● Records for this task
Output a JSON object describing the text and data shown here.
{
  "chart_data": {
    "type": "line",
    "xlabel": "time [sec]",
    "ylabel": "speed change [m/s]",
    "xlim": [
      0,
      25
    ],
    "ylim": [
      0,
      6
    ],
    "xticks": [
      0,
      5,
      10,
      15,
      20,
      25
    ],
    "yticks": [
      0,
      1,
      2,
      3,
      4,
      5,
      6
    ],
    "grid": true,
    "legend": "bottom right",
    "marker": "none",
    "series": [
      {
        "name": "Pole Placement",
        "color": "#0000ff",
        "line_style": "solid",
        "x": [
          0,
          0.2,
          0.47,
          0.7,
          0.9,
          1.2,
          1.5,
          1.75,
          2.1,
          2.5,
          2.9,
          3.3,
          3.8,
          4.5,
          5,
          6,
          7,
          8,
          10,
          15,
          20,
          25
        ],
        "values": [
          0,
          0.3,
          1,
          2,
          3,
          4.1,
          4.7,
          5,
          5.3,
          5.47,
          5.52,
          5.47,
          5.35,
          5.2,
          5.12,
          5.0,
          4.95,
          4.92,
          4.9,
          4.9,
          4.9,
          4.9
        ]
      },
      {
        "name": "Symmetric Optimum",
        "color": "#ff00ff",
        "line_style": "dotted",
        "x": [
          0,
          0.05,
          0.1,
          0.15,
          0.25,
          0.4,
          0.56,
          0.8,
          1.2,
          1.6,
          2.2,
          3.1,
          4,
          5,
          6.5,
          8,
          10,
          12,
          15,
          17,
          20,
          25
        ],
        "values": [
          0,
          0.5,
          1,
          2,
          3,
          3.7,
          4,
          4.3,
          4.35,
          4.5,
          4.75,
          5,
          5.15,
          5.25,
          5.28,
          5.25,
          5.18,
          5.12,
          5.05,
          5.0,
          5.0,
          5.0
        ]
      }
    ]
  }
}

● Stated problem
Show every line where the string "name" appears.

● Answer to the problem
        "name": "Pole Placement",
        "name": "Symmetric Optimum",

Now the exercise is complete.